Start of Data for this task

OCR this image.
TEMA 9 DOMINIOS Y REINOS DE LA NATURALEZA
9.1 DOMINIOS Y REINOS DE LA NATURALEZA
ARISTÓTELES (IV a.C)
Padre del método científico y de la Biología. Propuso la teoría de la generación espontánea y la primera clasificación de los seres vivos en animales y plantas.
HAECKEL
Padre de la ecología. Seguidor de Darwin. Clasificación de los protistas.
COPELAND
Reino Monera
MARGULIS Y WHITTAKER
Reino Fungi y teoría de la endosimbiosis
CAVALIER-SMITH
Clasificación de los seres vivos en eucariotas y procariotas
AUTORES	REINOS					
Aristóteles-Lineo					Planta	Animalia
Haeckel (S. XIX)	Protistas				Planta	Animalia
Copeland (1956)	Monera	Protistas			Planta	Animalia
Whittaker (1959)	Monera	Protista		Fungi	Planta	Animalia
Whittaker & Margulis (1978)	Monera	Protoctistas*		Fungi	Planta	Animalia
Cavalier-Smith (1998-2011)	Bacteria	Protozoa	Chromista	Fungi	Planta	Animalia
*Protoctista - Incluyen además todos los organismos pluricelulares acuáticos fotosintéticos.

End of Data for this task

_Work instruction_
Output all of the data again, exactly.

_Response to the task_
OCR this image.
TEMA 9 DOMINIOS Y REINOS DE LA NATURALEZA
9.1 DOMINIOS Y REINOS DE LA NATURALEZA
ARISTÓTELES (IV a.C)
Padre del método científico y de la Biología. Propuso la teoría de la generación espontánea y la primera clasificación de los seres vivos en animales y plantas.
HAECKEL
Padre de la ecología. Seguidor de Darwin. Clasificación de los protistas.
COPELAND
Reino Monera
MARGULIS Y WHITTAKER
Reino Fungi y teoría de la endosimbiosis
CAVALIER-SMITH
Clasificación de los seres vivos en eucariotas y procariotas
AUTORES	REINOS					
Aristóteles-Lineo					Planta	Animalia
Haeckel (S. XIX)	Protistas				Planta	Animalia
Copeland (1956)	Monera	Protistas			Planta	Animalia
Whittaker (1959)	Monera	Protista		Fungi	Planta	Animalia
Whittaker & Margulis (1978)	Monera	Protoctistas*		Fungi	Planta	Animalia
Cavalier-Smith (1998-2011)	Bacteria	Protozoa	Chromista	Fungi	Planta	Animalia
*Protoctista - Incluyen además todos los organismos pluricelulares acuáticos fotosintéticos.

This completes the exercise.